EXERCISE: Collect every line that includes the string "content".

MATERIAL PROVIDED:
◆ ◆ ◆
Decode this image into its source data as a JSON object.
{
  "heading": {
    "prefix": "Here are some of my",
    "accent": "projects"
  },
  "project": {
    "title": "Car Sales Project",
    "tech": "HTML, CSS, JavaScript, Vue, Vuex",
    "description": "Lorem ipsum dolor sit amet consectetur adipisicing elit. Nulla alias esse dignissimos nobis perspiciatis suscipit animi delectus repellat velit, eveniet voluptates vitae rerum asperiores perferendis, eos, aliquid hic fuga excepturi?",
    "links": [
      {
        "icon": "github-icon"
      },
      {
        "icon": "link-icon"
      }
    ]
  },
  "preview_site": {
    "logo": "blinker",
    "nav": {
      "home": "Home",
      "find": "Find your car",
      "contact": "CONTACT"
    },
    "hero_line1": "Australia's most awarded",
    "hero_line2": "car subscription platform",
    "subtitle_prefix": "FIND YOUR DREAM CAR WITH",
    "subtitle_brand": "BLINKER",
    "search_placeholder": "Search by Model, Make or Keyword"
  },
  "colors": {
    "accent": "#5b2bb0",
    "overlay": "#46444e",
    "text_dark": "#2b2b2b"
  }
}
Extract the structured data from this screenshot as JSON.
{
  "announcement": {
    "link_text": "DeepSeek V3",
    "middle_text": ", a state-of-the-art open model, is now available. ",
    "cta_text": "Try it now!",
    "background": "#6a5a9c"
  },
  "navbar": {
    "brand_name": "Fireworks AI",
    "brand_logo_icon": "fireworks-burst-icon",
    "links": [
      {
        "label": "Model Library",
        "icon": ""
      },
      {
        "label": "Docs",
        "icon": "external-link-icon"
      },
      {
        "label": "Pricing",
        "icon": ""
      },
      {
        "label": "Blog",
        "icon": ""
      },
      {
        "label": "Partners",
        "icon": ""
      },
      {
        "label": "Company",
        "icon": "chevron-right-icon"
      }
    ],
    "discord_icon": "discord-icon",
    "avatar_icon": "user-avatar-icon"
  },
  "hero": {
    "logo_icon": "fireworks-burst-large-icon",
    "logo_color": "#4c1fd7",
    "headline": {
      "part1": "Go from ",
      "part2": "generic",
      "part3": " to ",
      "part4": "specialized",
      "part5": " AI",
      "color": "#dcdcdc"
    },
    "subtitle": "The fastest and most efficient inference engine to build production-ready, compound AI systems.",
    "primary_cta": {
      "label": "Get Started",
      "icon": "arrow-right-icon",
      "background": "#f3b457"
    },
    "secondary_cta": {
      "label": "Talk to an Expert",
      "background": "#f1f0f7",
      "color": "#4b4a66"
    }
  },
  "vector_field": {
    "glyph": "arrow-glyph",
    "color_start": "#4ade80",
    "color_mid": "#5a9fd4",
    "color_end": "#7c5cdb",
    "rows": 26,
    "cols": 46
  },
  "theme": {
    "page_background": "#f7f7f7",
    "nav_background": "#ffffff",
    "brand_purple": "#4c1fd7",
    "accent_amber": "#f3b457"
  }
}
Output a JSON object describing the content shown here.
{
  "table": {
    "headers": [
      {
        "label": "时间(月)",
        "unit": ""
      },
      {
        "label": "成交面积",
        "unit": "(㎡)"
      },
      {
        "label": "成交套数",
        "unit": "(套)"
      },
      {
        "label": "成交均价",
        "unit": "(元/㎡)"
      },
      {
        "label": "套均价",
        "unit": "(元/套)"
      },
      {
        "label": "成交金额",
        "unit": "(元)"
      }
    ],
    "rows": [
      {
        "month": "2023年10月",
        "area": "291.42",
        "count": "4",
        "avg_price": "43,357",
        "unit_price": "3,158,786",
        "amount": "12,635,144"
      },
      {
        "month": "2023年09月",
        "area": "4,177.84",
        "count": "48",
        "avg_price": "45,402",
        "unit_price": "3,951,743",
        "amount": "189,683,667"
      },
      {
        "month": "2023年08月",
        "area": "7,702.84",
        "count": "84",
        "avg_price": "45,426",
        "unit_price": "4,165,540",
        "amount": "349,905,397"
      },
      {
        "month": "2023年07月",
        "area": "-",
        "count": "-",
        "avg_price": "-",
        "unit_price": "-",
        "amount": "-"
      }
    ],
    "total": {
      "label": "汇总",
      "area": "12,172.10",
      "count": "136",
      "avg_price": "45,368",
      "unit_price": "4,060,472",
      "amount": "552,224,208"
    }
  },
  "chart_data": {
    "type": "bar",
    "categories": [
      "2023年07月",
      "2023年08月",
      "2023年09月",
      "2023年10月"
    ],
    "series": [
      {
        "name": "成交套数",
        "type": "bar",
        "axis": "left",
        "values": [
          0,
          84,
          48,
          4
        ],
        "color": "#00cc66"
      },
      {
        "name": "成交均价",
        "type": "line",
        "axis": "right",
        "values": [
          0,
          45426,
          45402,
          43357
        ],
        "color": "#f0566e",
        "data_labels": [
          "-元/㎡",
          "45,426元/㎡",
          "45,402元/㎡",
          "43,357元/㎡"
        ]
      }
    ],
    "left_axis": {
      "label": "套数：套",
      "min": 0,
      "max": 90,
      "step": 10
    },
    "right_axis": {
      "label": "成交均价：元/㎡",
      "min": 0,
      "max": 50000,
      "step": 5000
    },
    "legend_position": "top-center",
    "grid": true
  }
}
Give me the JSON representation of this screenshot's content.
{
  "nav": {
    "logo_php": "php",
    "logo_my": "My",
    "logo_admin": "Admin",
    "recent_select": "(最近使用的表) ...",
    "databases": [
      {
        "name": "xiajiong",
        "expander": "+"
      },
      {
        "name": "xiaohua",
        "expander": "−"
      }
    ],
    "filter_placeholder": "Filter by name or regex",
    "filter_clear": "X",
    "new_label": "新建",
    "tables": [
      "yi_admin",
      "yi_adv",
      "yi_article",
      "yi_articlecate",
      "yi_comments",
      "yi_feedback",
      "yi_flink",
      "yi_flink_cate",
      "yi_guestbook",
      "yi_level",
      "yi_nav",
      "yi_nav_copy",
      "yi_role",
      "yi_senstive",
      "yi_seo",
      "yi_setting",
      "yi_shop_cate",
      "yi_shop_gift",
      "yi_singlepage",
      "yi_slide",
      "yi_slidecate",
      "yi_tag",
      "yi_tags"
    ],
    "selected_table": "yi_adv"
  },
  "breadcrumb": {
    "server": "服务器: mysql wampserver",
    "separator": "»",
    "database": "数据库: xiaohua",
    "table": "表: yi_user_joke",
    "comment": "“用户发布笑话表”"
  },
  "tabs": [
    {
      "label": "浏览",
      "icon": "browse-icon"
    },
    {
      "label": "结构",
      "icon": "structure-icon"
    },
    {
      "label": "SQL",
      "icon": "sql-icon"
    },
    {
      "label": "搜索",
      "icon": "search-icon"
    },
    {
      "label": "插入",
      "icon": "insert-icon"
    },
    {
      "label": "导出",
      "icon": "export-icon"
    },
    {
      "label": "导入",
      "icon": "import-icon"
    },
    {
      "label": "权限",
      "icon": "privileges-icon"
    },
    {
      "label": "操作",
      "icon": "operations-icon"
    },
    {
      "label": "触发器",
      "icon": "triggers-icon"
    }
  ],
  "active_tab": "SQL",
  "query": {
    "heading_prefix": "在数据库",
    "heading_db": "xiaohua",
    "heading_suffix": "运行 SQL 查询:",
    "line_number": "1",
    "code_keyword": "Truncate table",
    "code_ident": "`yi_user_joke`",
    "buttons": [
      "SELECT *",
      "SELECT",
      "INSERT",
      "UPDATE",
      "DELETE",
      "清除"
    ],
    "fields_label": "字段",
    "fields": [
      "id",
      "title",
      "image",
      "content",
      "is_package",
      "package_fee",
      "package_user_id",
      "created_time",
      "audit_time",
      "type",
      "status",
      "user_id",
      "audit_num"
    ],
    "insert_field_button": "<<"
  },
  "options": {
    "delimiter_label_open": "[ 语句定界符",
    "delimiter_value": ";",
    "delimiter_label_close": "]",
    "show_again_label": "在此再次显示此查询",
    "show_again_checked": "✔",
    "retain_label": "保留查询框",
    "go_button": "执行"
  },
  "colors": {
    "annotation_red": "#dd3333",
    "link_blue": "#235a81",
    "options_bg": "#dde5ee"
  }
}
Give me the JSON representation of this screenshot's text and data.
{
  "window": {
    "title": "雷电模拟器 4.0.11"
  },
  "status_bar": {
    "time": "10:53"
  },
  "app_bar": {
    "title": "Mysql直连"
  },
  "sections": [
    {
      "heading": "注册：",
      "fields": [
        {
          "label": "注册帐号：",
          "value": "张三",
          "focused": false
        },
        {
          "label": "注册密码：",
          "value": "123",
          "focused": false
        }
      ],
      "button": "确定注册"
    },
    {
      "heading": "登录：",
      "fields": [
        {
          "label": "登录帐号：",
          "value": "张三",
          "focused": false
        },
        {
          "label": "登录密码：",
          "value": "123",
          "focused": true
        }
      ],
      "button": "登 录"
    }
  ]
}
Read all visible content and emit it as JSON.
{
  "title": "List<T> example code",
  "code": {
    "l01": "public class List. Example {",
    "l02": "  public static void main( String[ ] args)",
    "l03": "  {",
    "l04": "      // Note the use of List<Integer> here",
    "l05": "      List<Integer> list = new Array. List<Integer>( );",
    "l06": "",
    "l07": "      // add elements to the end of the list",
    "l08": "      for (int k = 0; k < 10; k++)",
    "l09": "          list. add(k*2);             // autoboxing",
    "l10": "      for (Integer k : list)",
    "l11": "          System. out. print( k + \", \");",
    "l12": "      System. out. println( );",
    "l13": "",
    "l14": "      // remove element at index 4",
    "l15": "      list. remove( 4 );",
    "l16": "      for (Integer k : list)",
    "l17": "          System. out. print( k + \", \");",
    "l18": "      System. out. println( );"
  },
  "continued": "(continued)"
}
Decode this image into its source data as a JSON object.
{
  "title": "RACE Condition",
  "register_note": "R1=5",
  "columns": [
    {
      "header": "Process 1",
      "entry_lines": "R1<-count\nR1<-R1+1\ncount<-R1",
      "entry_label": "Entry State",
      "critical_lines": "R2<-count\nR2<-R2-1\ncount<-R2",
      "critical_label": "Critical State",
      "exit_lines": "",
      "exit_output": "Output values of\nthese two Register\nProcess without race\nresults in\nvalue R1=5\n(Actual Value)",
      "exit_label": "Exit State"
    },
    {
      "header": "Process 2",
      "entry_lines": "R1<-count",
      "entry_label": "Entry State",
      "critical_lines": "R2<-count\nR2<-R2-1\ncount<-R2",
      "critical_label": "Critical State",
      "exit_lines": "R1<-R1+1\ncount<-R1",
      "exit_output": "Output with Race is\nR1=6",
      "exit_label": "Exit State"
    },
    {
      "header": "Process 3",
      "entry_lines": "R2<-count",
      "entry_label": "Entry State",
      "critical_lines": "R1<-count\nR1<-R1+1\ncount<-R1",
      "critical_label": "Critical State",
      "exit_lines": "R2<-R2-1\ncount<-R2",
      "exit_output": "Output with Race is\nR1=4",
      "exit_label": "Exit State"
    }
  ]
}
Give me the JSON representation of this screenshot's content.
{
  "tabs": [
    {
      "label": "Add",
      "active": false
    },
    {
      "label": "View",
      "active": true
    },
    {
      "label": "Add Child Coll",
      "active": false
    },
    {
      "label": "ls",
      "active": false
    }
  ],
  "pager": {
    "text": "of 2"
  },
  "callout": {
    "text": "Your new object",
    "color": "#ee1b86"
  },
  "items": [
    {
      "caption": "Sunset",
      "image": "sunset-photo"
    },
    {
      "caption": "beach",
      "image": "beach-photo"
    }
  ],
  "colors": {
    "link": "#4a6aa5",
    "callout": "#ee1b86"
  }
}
◆ ◆ ◆
OUTPUT BELOW:
Output a JSON object describing the content shown here.
Give me the JSON representation of this screenshot's content.
      "content",
Read all visible content and emit it as JSON.
Give me the JSON representation of this screenshot's content.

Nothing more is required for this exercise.